EXERCISE DIRECTIONS:
Output every line below without omitting or altering anything.

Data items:
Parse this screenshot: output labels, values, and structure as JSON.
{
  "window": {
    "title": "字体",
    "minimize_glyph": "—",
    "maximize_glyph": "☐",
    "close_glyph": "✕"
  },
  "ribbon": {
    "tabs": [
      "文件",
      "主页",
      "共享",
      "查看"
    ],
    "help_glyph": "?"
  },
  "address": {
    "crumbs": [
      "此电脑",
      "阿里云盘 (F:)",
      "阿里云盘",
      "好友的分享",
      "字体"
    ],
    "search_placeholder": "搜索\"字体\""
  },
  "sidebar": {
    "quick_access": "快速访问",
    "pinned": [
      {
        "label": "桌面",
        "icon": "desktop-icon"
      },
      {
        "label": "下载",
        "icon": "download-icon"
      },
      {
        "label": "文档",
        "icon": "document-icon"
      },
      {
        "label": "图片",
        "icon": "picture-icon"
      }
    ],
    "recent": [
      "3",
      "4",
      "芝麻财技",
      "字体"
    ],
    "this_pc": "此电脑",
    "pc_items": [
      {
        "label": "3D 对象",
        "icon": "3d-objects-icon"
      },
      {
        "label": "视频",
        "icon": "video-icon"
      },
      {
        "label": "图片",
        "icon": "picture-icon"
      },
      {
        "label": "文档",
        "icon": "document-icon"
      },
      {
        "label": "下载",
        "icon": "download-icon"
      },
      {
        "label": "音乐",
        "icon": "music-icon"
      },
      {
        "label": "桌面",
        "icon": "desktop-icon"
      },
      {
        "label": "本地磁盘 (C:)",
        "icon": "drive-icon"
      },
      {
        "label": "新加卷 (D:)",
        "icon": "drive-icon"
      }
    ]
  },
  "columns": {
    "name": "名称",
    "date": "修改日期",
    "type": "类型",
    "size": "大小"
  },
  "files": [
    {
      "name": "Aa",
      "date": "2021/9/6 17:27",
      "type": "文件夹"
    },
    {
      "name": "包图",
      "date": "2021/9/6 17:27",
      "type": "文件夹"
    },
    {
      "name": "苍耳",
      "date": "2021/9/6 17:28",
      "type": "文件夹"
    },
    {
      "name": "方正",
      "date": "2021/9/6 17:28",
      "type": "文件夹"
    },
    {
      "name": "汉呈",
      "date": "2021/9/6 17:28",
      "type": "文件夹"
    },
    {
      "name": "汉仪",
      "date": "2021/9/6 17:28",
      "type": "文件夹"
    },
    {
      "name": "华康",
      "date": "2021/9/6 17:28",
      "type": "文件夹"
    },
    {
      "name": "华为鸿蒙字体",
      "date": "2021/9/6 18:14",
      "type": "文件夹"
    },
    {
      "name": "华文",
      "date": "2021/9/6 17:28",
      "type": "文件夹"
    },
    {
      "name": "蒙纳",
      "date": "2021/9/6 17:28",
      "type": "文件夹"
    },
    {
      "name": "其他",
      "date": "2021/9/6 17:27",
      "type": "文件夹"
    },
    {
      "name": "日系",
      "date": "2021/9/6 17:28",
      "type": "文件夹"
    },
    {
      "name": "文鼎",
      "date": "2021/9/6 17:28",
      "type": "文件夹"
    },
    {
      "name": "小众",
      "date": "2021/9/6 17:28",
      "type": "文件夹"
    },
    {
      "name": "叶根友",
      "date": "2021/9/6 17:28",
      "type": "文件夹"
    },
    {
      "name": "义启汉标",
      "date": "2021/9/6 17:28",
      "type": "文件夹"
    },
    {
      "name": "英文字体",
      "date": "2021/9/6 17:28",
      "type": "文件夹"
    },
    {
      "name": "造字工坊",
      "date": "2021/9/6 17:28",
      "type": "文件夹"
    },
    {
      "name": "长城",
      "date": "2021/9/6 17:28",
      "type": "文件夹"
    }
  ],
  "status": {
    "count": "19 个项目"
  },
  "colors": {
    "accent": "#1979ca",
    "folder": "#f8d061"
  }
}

TASK OUTPUT:
Parse this screenshot: output labels, values, and structure as JSON.
{
  "window": {
    "title": "字体",
    "minimize_glyph": "—",
    "maximize_glyph": "☐",
    "close_glyph": "✕"
  },
  "ribbon": {
    "tabs": [
      "文件",
      "主页",
      "共享",
      "查看"
    ],
    "help_glyph": "?"
  },
  "address": {
    "crumbs": [
      "此电脑",
      "阿里云盘 (F:)",
      "阿里云盘",
      "好友的分享",
      "字体"
    ],
    "search_placeholder": "搜索\"字体\""
  },
  "sidebar": {
    "quick_access": "快速访问",
    "pinned": [
      {
        "label": "桌面",
        "icon": "desktop-icon"
      },
      {
        "label": "下载",
        "icon": "download-icon"
      },
      {
        "label": "文档",
        "icon": "document-icon"
      },
      {
        "label": "图片",
        "icon": "picture-icon"
      }
    ],
    "recent": [
      "3",
      "4",
      "芝麻财技",
      "字体"
    ],
    "this_pc": "此电脑",
    "pc_items": [
      {
        "label": "3D 对象",
        "icon": "3d-objects-icon"
      },
      {
        "label": "视频",
        "icon": "video-icon"
      },
      {
        "label": "图片",
        "icon": "picture-icon"
      },
      {
        "label": "文档",
        "icon": "document-icon"
      },
      {
        "label": "下载",
        "icon": "download-icon"
      },
      {
        "label": "音乐",
        "icon": "music-icon"
      },
      {
        "label": "桌面",
        "icon": "desktop-icon"
      },
      {
        "label": "本地磁盘 (C:)",
        "icon": "drive-icon"
      },
      {
        "label": "新加卷 (D:)",
        "icon": "drive-icon"
      }
    ]
  },
  "columns": {
    "name": "名称",
    "date": "修改日期",
    "type": "类型",
    "size": "大小"
  },
  "files": [
    {
      "name": "Aa",
      "date": "2021/9/6 17:27",
      "type": "文件夹"
    },
    {
      "name": "包图",
      "date": "2021/9/6 17:27",
      "type": "文件夹"
    },
    {
      "name": "苍耳",
      "date": "2021/9/6 17:28",
      "type": "文件夹"
    },
    {
      "name": "方正",
      "date": "2021/9/6 17:28",
      "type": "文件夹"
    },
    {
      "name": "汉呈",
      "date": "2021/9/6 17:28",
      "type": "文件夹"
    },
    {
      "name": "汉仪",
      "date": "2021/9/6 17:28",
      "type": "文件夹"
    },
    {
      "name": "华康",
      "date": "2021/9/6 17:28",
      "type": "文件夹"
    },
    {
      "name": "华为鸿蒙字体",
      "date": "2021/9/6 18:14",
      "type": "文件夹"
    },
    {
      "name": "华文",
      "date": "2021/9/6 17:28",
      "type": "文件夹"
    },
    {
      "name": "蒙纳",
      "date": "2021/9/6 17:28",
      "type": "文件夹"
    },
    {
      "name": "其他",
      "date": "2021/9/6 17:27",
      "type": "文件夹"
    },
    {
      "name": "日系",
      "date": "2021/9/6 17:28",
      "type": "文件夹"
    },
    {
      "name": "文鼎",
      "date": "2021/9/6 17:28",
      "type": "文件夹"
    },
    {
      "name": "小众",
      "date": "2021/9/6 17:28",
      "type": "文件夹"
    },
    {
      "name": "叶根友",
      "date": "2021/9/6 17:28",
      "type": "文件夹"
    },
    {
      "name": "义启汉标",
      "date": "2021/9/6 17:28",
      "type": "文件夹"
    },
    {
      "name": "英文字体",
      "date": "2021/9/6 17:28",
      "type": "文件夹"
    },
    {
      "name": "造字工坊",
      "date": "2021/9/6 17:28",
      "type": "文件夹"
    },
    {
      "name": "长城",
      "date": "2021/9/6 17:28",
      "type": "文件夹"
    }
  ],
  "status": {
    "count": "19 个项目"
  },
  "colors": {
    "accent": "#1979ca",
    "folder": "#f8d061"
  }
}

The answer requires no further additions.